■ **Required work**
Copy every line of the entries that includes the word "arrow".

'''

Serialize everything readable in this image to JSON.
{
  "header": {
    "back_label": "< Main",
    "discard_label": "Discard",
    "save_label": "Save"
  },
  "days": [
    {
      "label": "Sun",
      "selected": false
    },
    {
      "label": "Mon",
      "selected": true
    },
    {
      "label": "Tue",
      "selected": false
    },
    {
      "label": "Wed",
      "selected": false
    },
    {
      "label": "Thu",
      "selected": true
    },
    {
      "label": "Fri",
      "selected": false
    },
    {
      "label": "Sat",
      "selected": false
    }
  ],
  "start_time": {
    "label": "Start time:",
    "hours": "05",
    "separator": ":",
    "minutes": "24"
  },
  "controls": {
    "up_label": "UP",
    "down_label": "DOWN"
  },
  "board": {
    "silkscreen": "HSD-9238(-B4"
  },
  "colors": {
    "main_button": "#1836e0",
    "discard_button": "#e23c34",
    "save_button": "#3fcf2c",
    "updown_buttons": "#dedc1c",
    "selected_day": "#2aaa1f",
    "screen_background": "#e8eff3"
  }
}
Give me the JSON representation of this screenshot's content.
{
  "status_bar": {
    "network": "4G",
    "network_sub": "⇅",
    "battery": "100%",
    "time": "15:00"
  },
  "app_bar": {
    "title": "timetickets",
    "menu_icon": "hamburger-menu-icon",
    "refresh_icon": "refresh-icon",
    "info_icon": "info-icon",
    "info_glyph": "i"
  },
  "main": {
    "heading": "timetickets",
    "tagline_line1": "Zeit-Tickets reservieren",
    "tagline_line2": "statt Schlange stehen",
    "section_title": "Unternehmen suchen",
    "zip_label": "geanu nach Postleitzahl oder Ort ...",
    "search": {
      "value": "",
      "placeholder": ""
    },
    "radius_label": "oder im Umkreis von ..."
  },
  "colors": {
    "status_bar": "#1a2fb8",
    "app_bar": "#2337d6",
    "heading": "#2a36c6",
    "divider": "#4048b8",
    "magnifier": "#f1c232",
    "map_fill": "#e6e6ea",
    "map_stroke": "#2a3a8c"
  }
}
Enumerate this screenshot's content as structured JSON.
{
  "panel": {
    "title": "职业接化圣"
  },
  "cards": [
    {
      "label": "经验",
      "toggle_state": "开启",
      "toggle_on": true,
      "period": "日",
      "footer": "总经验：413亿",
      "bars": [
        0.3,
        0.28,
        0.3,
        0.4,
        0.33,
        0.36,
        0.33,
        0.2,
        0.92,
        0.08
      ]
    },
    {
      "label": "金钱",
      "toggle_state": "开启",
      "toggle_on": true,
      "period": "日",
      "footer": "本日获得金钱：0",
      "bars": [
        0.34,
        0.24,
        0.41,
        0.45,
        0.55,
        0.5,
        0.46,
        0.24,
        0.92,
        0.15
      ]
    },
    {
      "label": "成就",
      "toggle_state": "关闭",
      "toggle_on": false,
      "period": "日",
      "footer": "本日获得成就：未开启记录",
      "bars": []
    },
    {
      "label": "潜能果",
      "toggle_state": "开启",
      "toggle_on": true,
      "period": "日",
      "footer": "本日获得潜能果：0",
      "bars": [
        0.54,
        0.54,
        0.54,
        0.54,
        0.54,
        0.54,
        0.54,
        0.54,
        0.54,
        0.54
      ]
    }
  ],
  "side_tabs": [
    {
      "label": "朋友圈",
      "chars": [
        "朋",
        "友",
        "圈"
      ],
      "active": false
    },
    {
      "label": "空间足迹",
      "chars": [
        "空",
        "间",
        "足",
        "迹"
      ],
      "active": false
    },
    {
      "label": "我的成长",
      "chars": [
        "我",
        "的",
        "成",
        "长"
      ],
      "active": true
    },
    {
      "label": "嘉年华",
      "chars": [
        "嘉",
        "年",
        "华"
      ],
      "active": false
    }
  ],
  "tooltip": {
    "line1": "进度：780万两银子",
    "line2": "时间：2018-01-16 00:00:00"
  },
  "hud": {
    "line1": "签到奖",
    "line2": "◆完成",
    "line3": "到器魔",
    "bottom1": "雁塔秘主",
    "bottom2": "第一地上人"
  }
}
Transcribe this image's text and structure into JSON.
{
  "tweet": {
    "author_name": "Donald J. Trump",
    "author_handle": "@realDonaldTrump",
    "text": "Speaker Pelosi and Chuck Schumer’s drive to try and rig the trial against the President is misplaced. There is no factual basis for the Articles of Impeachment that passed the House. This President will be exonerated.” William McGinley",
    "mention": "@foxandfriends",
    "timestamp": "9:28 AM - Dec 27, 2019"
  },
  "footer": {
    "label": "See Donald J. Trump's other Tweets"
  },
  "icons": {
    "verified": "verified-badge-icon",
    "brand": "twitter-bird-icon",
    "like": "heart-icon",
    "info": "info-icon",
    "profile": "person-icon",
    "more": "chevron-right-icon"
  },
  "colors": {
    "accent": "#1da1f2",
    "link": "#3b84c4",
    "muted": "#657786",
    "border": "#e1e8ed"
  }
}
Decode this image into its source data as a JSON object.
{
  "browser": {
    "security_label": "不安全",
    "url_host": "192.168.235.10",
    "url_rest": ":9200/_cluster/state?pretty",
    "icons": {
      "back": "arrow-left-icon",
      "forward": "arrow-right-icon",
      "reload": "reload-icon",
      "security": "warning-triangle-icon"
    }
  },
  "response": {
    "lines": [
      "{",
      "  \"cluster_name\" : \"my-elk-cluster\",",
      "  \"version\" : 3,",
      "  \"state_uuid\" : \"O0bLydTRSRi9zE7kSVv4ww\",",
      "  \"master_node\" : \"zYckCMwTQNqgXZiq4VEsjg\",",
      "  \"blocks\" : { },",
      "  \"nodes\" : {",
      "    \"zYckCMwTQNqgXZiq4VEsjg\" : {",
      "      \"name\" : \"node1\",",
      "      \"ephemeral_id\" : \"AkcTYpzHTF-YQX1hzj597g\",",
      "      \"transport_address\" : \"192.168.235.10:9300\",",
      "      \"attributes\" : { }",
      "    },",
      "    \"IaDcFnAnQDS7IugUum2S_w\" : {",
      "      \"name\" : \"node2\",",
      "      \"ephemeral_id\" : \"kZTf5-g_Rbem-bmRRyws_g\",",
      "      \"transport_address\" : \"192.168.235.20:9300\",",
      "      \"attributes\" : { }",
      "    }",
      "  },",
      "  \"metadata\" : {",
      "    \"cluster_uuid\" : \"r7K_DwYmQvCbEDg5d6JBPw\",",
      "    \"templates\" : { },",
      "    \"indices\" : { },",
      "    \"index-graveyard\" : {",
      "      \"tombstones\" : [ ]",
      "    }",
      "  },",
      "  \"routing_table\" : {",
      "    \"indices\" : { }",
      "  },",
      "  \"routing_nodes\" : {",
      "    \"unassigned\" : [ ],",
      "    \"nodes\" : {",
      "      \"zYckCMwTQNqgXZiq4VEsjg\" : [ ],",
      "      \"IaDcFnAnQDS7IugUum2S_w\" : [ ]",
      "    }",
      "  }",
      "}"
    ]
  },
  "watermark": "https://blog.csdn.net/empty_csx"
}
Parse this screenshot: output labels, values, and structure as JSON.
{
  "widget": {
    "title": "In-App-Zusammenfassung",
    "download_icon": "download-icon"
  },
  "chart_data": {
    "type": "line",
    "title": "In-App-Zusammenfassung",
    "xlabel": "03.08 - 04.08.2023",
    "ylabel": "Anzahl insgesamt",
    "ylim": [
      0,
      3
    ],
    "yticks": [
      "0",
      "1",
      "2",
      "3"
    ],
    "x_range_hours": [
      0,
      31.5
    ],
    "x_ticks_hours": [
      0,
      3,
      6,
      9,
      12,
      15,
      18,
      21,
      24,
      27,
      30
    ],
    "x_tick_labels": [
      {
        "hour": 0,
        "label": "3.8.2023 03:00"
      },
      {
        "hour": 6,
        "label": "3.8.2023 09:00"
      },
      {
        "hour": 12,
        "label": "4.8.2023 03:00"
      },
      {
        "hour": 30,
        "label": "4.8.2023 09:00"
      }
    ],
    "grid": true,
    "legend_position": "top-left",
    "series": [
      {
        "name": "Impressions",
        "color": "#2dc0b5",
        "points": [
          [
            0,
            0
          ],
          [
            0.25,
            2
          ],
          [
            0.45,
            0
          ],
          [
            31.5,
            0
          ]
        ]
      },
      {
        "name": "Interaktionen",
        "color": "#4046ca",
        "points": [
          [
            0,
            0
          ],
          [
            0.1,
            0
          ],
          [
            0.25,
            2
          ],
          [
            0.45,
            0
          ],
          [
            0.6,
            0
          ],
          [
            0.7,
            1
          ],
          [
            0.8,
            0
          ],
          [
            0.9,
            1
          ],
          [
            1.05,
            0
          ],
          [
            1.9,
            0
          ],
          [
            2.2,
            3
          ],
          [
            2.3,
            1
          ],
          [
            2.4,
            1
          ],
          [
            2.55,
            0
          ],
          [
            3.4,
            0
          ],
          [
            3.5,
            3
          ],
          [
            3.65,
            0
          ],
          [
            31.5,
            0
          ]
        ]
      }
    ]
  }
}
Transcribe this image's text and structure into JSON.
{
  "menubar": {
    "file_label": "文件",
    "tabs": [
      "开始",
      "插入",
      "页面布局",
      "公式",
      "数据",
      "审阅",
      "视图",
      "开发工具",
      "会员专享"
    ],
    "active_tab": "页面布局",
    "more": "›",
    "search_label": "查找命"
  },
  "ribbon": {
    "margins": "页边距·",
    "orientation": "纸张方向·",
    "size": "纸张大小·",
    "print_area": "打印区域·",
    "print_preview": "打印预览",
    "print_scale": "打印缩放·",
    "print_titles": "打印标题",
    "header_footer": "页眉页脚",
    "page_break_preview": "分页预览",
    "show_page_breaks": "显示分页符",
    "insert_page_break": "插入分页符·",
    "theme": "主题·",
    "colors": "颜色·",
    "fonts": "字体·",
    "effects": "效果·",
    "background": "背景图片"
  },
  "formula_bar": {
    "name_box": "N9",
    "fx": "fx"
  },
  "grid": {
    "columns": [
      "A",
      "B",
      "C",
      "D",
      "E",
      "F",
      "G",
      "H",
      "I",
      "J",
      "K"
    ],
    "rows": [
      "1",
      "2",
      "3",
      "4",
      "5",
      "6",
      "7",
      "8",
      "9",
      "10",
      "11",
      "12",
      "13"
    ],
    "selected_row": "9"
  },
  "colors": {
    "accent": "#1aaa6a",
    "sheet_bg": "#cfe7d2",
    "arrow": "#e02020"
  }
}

'''

■ **Expected answer**
      "back": "arrow-left-icon",
      "forward": "arrow-right-icon",
    "arrow": "#e02020"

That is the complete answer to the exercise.